[The request]
Repeat the entries that follow verbatim, without any of their pictures.

Dataset records:
Begin

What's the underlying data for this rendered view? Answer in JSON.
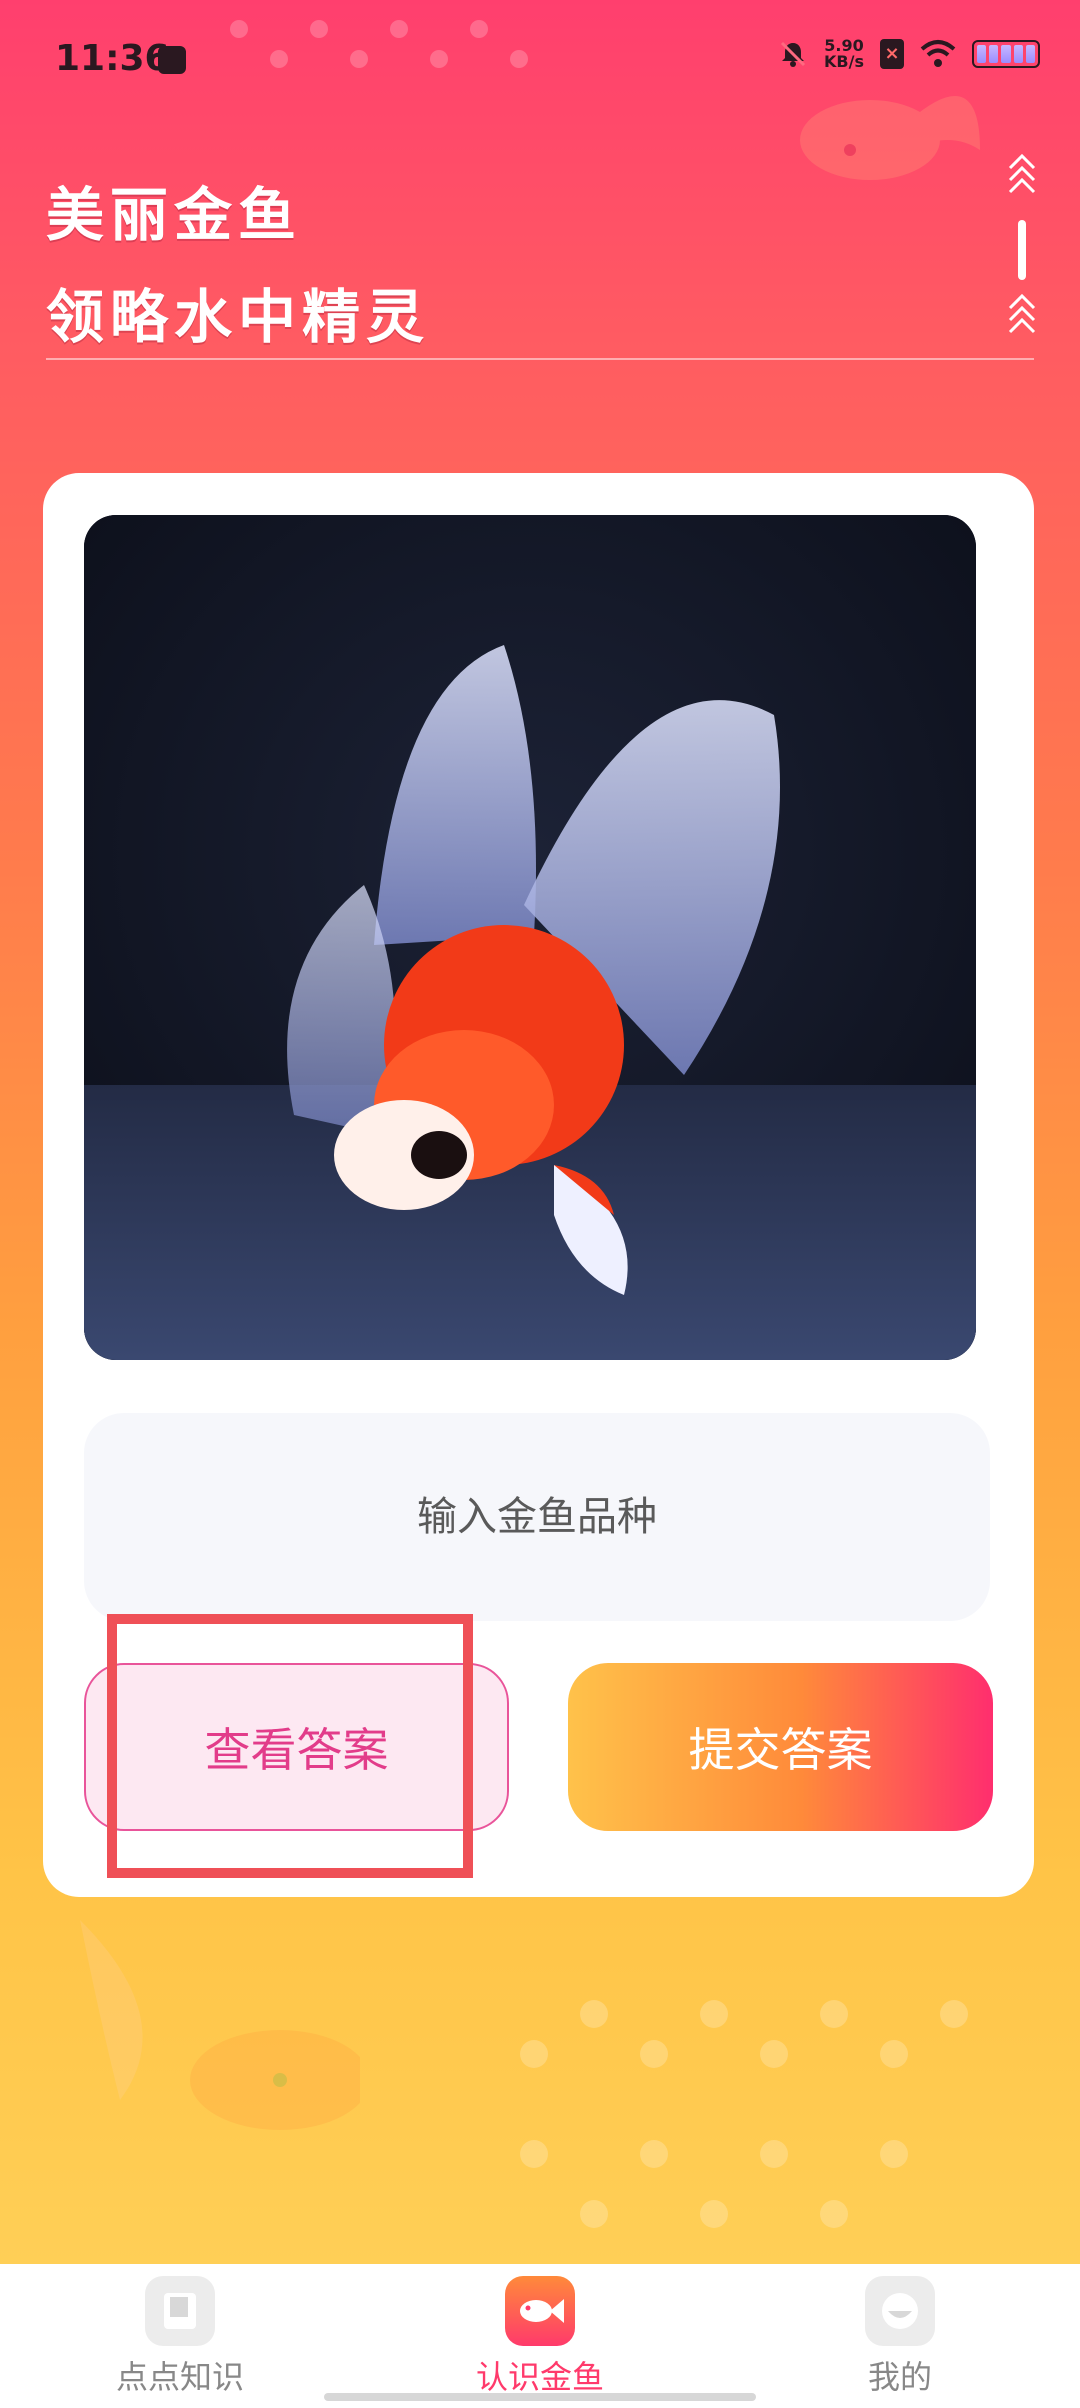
{
  "status_bar": {
    "time": "11:36",
    "net_speed_value": "5.90",
    "net_speed_unit": "KB/s",
    "icons": [
      "app-notification-icon",
      "bell-muted-icon",
      "sim-icon",
      "wifi-icon",
      "battery-icon"
    ]
  },
  "header": {
    "line1": "美丽金鱼",
    "line2": "领略水中精灵"
  },
  "quiz": {
    "image_description": "goldfish-photo",
    "input_placeholder": "输入金鱼品种",
    "input_value": "",
    "view_answer_label": "查看答案",
    "submit_answer_label": "提交答案"
  },
  "bottom_nav": {
    "items": [
      {
        "label": "点点知识",
        "icon": "book-icon",
        "active": false
      },
      {
        "label": "认识金鱼",
        "icon": "fish-icon",
        "active": true
      },
      {
        "label": "我的",
        "icon": "profile-icon",
        "active": false
      }
    ]
  },
  "colors": {
    "accent": "#ff3a6b",
    "gradient_top": "#ff3f6e",
    "gradient_bottom": "#ffd35c",
    "highlight": "#ef5057"
  }
}
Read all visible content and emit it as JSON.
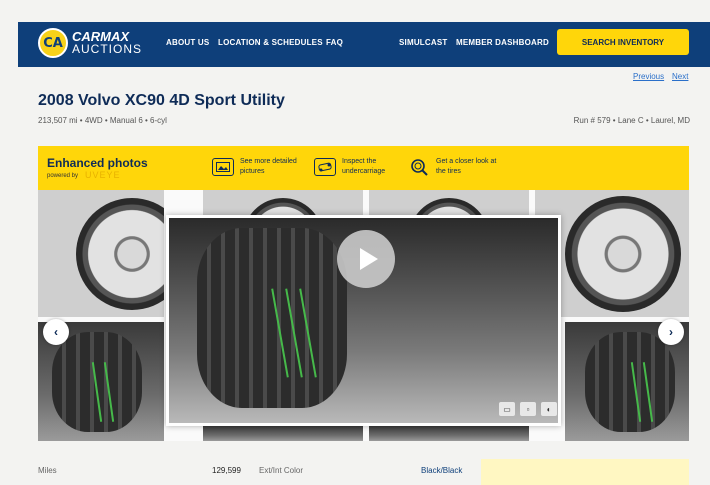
{
  "brand": {
    "badge": "CA",
    "line1": "CARMAX",
    "line2": "AUCTIONS"
  },
  "nav": {
    "about": "ABOUT US",
    "locations": "LOCATION & SCHEDULES",
    "faq": "FAQ",
    "simulcast": "SIMULCAST",
    "dashboard": "MEMBER DASHBOARD",
    "search": "SEARCH INVENTORY"
  },
  "pager": {
    "previous": "Previous",
    "next": "Next"
  },
  "vehicle": {
    "title": "2008 Volvo XC90 4D Sport Utility",
    "specs": "213,507 mi • 4WD • Manual 6 • 6-cyl",
    "run": "Run # 579 • Lane C • Laurel, MD"
  },
  "banner": {
    "title": "Enhanced photos",
    "powered_by": "powered by",
    "partner": "UVEYE",
    "features": [
      {
        "icon": "photo-icon",
        "text": "See more detailed pictures"
      },
      {
        "icon": "car-underside-icon",
        "text": "Inspect the undercarriage"
      },
      {
        "icon": "magnifier-icon",
        "text": "Get a closer look at the tires"
      }
    ]
  },
  "gallery": {
    "prev_icon": "chevron-left-icon",
    "next_icon": "chevron-right-icon",
    "play_icon": "play-icon"
  },
  "details": {
    "miles_label": "Miles",
    "miles_value": "129,599",
    "color_label": "Ext/Int Color",
    "color_value": "Black/Black"
  },
  "colors": {
    "nav": "#0e3f7a",
    "accent": "#ffd60a"
  }
}
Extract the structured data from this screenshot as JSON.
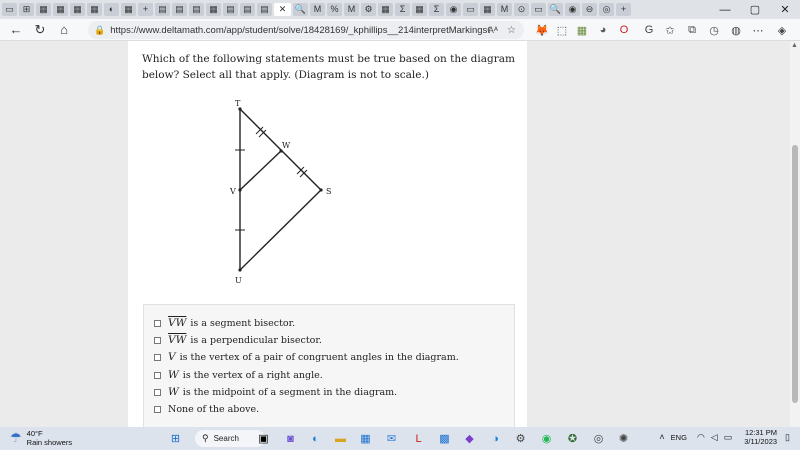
{
  "browser": {
    "url": "https://www.deltamath.com/app/student/solve/18428169/_kphillips__214interpretMarkingsOnDiagra...",
    "reader_label": "Aᴬ",
    "tab_icons": [
      "▭",
      "⊞",
      "▦",
      "▦",
      "▦",
      "▦",
      "◐",
      "▦",
      "+",
      "▤",
      "▤",
      "▤",
      "▦",
      "▤",
      "▤",
      "▤"
    ],
    "active_tab_close": "✕",
    "tab_icons_right": [
      "🔍",
      "M",
      "%",
      "M",
      "⚙",
      "▦",
      "Σ",
      "▦",
      "Σ",
      "◉",
      "▭",
      "▦",
      "M",
      "⊙",
      "▭",
      "🔍",
      "◉",
      "⊖",
      "◎",
      "+"
    ],
    "window_controls": {
      "minimize": "—",
      "maximize": "▢",
      "close": "✕"
    }
  },
  "question": {
    "text": "Which of the following statements must be true based on the diagram below? Select all that apply. (Diagram is not to scale.)"
  },
  "diagram": {
    "points": {
      "T": "T",
      "W": "W",
      "V": "V",
      "S": "S",
      "U": "U"
    }
  },
  "options": [
    {
      "var": "VW",
      "overline": true,
      "text": "is a segment bisector."
    },
    {
      "var": "VW",
      "overline": true,
      "text": "is a perpendicular bisector."
    },
    {
      "var": "V",
      "overline": false,
      "text": "is the vertex of a pair of congruent angles in the diagram."
    },
    {
      "var": "W",
      "overline": false,
      "text": "is the vertex of a right angle."
    },
    {
      "var": "W",
      "overline": false,
      "text": "is the midpoint of a segment in the diagram."
    },
    {
      "var": "",
      "overline": false,
      "text": "None of the above."
    }
  ],
  "taskbar": {
    "weather_temp": "40°F",
    "weather_desc": "Rain showers",
    "search_label": "Search",
    "language": "ENG",
    "time": "12:31 PM",
    "date": "3/11/2023"
  }
}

End

[Exercise result]
What's the underlying data for this rendered view? Answer in JSON.
{
  "status_bar": {
    "time": "11:36",
    "net_speed_value": "5.90",
    "net_speed_unit": "KB/s",
    "icons": [
      "app-notification-icon",
      "bell-muted-icon",
      "sim-icon",
      "wifi-icon",
      "battery-icon"
    ]
  },
  "header": {
    "line1": "美丽金鱼",
    "line2": "领略水中精灵"
  },
  "quiz": {
    "image_description": "goldfish-photo",
    "input_placeholder": "输入金鱼品种",
    "input_value": "",
    "view_answer_label": "查看答案",
    "submit_answer_label": "提交答案"
  },
  "bottom_nav": {
    "items": [
      {
        "label": "点点知识",
        "icon": "book-icon",
        "active": false
      },
      {
        "label": "认识金鱼",
        "icon": "fish-icon",
        "active": true
      },
      {
        "label": "我的",
        "icon": "profile-icon",
        "active": false
      }
    ]
  },
  "colors": {
    "accent": "#ff3a6b",
    "gradient_top": "#ff3f6e",
    "gradient_bottom": "#ffd35c",
    "highlight": "#ef5057"
  }
}
Read all visible content and emit it as JSON.
{
  "brand": {
    "badge": "CA",
    "line1": "CARMAX",
    "line2": "AUCTIONS"
  },
  "nav": {
    "about": "ABOUT US",
    "locations": "LOCATION & SCHEDULES",
    "faq": "FAQ",
    "simulcast": "SIMULCAST",
    "dashboard": "MEMBER DASHBOARD",
    "search": "SEARCH INVENTORY"
  },
  "pager": {
    "previous": "Previous",
    "next": "Next"
  },
  "vehicle": {
    "title": "2008 Volvo XC90 4D Sport Utility",
    "specs": "213,507 mi • 4WD • Manual 6 • 6-cyl",
    "run": "Run # 579 • Lane C • Laurel, MD"
  },
  "banner": {
    "title": "Enhanced photos",
    "powered_by": "powered by",
    "partner": "UVEYE",
    "features": [
      {
        "icon": "photo-icon",
        "text": "See more detailed pictures"
      },
      {
        "icon": "car-underside-icon",
        "text": "Inspect the undercarriage"
      },
      {
        "icon": "magnifier-icon",
        "text": "Get a closer look at the tires"
      }
    ]
  },
  "gallery": {
    "prev_icon": "chevron-left-icon",
    "next_icon": "chevron-right-icon",
    "play_icon": "play-icon"
  },
  "details": {
    "miles_label": "Miles",
    "miles_value": "129,599",
    "color_label": "Ext/Int Color",
    "color_value": "Black/Black"
  },
  "colors": {
    "nav": "#0e3f7a",
    "accent": "#ffd60a"
  }
}
Extract the structured data from this screenshot as JSON.
{
  "browser": {
    "url": "https://www.deltamath.com/app/student/solve/18428169/_kphillips__214interpretMarkingsOnDiagra...",
    "reader_label": "Aᴬ",
    "tab_icons": [
      "▭",
      "⊞",
      "▦",
      "▦",
      "▦",
      "▦",
      "◐",
      "▦",
      "+",
      "▤",
      "▤",
      "▤",
      "▦",
      "▤",
      "▤",
      "▤"
    ],
    "active_tab_close": "✕",
    "tab_icons_right": [
      "🔍",
      "M",
      "%",
      "M",
      "⚙",
      "▦",
      "Σ",
      "▦",
      "Σ",
      "◉",
      "▭",
      "▦",
      "M",
      "⊙",
      "▭",
      "🔍",
      "◉",
      "⊖",
      "◎",
      "+"
    ],
    "window_controls": {
      "minimize": "—",
      "maximize": "▢",
      "close": "✕"
    }
  },
  "question": {
    "text": "Which of the following statements must be true based on the diagram below? Select all that apply. (Diagram is not to scale.)"
  },
  "diagram": {
    "points": {
      "T": "T",
      "W": "W",
      "V": "V",
      "S": "S",
      "U": "U"
    }
  },
  "options": [
    {
      "var": "VW",
      "overline": true,
      "text": "is a segment bisector."
    },
    {
      "var": "VW",
      "overline": true,
      "text": "is a perpendicular bisector."
    },
    {
      "var": "V",
      "overline": false,
      "text": "is the vertex of a pair of congruent angles in the diagram."
    },
    {
      "var": "W",
      "overline": false,
      "text": "is the vertex of a right angle."
    },
    {
      "var": "W",
      "overline": false,
      "text": "is the midpoint of a segment in the diagram."
    },
    {
      "var": "",
      "overline": false,
      "text": "None of the above."
    }
  ],
  "taskbar": {
    "weather_temp": "40°F",
    "weather_desc": "Rain showers",
    "search_label": "Search",
    "language": "ENG",
    "time": "12:31 PM",
    "date": "3/11/2023"
  }
}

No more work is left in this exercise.